Task to complete — Give all of the lines again, with nothing added or dropped.

**** Provided records ****

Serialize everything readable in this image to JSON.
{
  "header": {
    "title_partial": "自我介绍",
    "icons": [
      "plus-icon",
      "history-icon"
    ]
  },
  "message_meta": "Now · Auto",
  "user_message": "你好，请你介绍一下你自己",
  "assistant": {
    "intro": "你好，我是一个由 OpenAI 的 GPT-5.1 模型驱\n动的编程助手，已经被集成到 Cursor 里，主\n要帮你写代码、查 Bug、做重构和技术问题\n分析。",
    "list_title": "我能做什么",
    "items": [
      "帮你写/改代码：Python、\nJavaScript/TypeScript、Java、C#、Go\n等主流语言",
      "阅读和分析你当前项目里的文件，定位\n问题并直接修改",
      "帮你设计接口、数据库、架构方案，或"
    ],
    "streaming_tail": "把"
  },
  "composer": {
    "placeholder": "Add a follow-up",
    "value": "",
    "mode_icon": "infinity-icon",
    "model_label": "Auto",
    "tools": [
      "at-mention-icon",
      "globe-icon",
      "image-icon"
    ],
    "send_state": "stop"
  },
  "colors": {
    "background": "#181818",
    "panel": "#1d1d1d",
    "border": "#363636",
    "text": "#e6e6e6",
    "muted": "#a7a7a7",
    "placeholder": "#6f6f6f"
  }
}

****

Answer below —
Serialize everything readable in this image to JSON.
{
  "header": {
    "title_partial": "自我介绍",
    "icons": [
      "plus-icon",
      "history-icon"
    ]
  },
  "message_meta": "Now · Auto",
  "user_message": "你好，请你介绍一下你自己",
  "assistant": {
    "intro": "你好，我是一个由 OpenAI 的 GPT-5.1 模型驱\n动的编程助手，已经被集成到 Cursor 里，主\n要帮你写代码、查 Bug、做重构和技术问题\n分析。",
    "list_title": "我能做什么",
    "items": [
      "帮你写/改代码：Python、\nJavaScript/TypeScript、Java、C#、Go\n等主流语言",
      "阅读和分析你当前项目里的文件，定位\n问题并直接修改",
      "帮你设计接口、数据库、架构方案，或"
    ],
    "streaming_tail": "把"
  },
  "composer": {
    "placeholder": "Add a follow-up",
    "value": "",
    "mode_icon": "infinity-icon",
    "model_label": "Auto",
    "tools": [
      "at-mention-icon",
      "globe-icon",
      "image-icon"
    ],
    "send_state": "stop"
  },
  "colors": {
    "background": "#181818",
    "panel": "#1d1d1d",
    "border": "#363636",
    "text": "#e6e6e6",
    "muted": "#a7a7a7",
    "placeholder": "#6f6f6f"
  }
}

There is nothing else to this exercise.